Work to be completed :: Reproduce the records below in full and word for word, excluding pictures.
[START OF Available records]
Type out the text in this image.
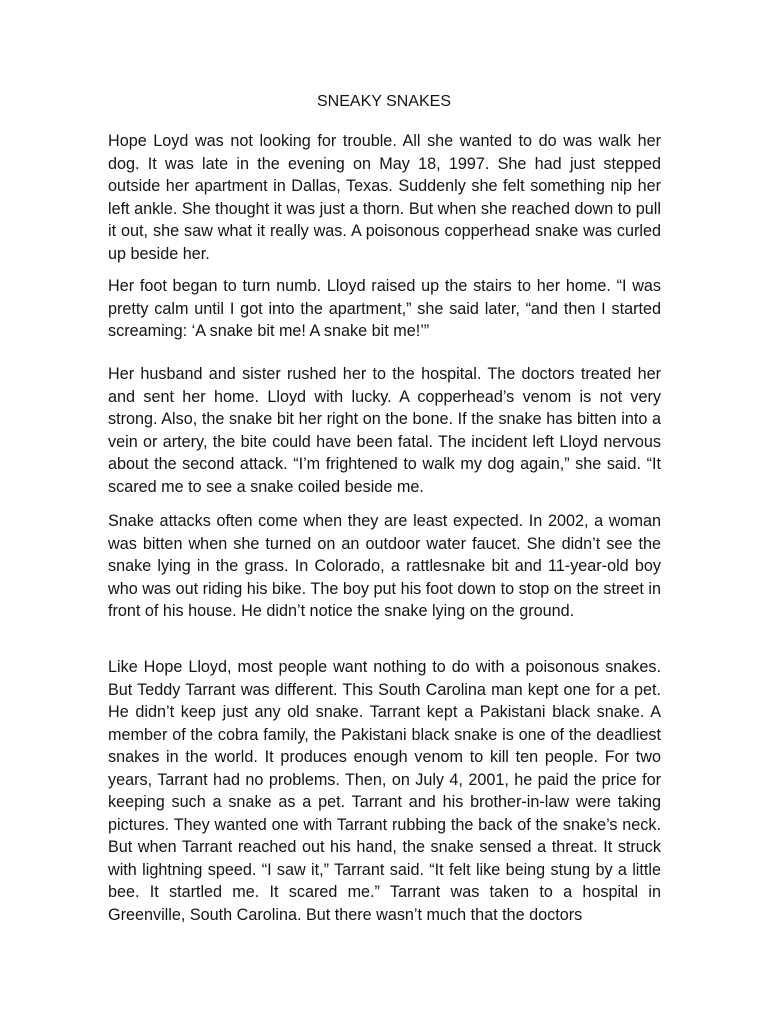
SNEAKY SNAKES

Hope Loyd was not looking for trouble. All she wanted to do was walk her dog. It was late in the evening on May 18, 1997. She had just stepped outside her apartment in Dallas, Texas. Suddenly she felt something nip her left ankle. She thought it was just a thorn. But when she reached down to pull it out, she saw what it really was. A poisonous copperhead snake was curled up beside her.

Her foot began to turn numb. Lloyd raised up the stairs to her home. “I was pretty calm until I got into the apartment,” she said later, “and then I started screaming: ‘A snake bit me! A snake bit me!’”

Her husband and sister rushed her to the hospital. The doctors treated her and sent her home. Lloyd with lucky. A copperhead’s venom is not very strong. Also, the snake bit her right on the bone. If the snake has bitten into a vein or artery, the bite could have been fatal. The incident left Lloyd nervous about the second attack. “I’m frightened to walk my dog again,” she said. “It scared me to see a snake coiled beside me.

Snake attacks often come when they are least expected. In 2002, a woman was bitten when she turned on an outdoor water faucet. She didn’t see the snake lying in the grass. In Colorado, a rattlesnake bit and 11-year-old boy who was out riding his bike. The boy put his foot down to stop on the street in front of his house. He didn’t notice the snake lying on the ground.

Like Hope Lloyd, most people want nothing to do with a poisonous snakes. But Teddy Tarrant was different. This South Carolina man kept one for a pet. He didn’t keep just any old snake. Tarrant kept a Pakistani black snake. A member of the cobra family, the Pakistani black snake is one of the deadliest snakes in the world. It produces enough venom to kill ten people. For two years, Tarrant had no problems. Then, on July 4, 2001, he paid the price for keeping such a snake as a pet. Tarrant and his brother-in-law were taking pictures. They wanted one with Tarrant rubbing the back of the snake’s neck. But when Tarrant reached out his hand, the snake sensed a threat. It struck with lightning speed. “I saw it,” Tarrant said. “It felt like being stung by a little bee. It startled me. It scared me.” Tarrant was taken to a hospital in Greenville, South Carolina. But there wasn’t much that the doctors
[END OF Available records]
Answer to this problem ::
Type out the text in this image.
SNEAKY SNAKES

Hope Loyd was not looking for trouble. All she wanted to do was walk her dog. It was late in the evening on May 18, 1997. She had just stepped outside her apartment in Dallas, Texas. Suddenly she felt something nip her left ankle. She thought it was just a thorn. But when she reached down to pull it out, she saw what it really was. A poisonous copperhead snake was curled up beside her.

Her foot began to turn numb. Lloyd raised up the stairs to her home. “I was pretty calm until I got into the apartment,” she said later, “and then I started screaming: ‘A snake bit me! A snake bit me!’”

Her husband and sister rushed her to the hospital. The doctors treated her and sent her home. Lloyd with lucky. A copperhead’s venom is not very strong. Also, the snake bit her right on the bone. If the snake has bitten into a vein or artery, the bite could have been fatal. The incident left Lloyd nervous about the second attack. “I’m frightened to walk my dog again,” she said. “It scared me to see a snake coiled beside me.

Snake attacks often come when they are least expected. In 2002, a woman was bitten when she turned on an outdoor water faucet. She didn’t see the snake lying in the grass. In Colorado, a rattlesnake bit and 11-year-old boy who was out riding his bike. The boy put his foot down to stop on the street in front of his house. He didn’t notice the snake lying on the ground.

Like Hope Lloyd, most people want nothing to do with a poisonous snakes. But Teddy Tarrant was different. This South Carolina man kept one for a pet. He didn’t keep just any old snake. Tarrant kept a Pakistani black snake. A member of the cobra family, the Pakistani black snake is one of the deadliest snakes in the world. It produces enough venom to kill ten people. For two years, Tarrant had no problems. Then, on July 4, 2001, he paid the price for keeping such a snake as a pet. Tarrant and his brother-in-law were taking pictures. They wanted one with Tarrant rubbing the back of the snake’s neck. But when Tarrant reached out his hand, the snake sensed a threat. It struck with lightning speed. “I saw it,” Tarrant said. “It felt like being stung by a little bee. It startled me. It scared me.” Tarrant was taken to a hospital in Greenville, South Carolina. But there wasn’t much that the doctors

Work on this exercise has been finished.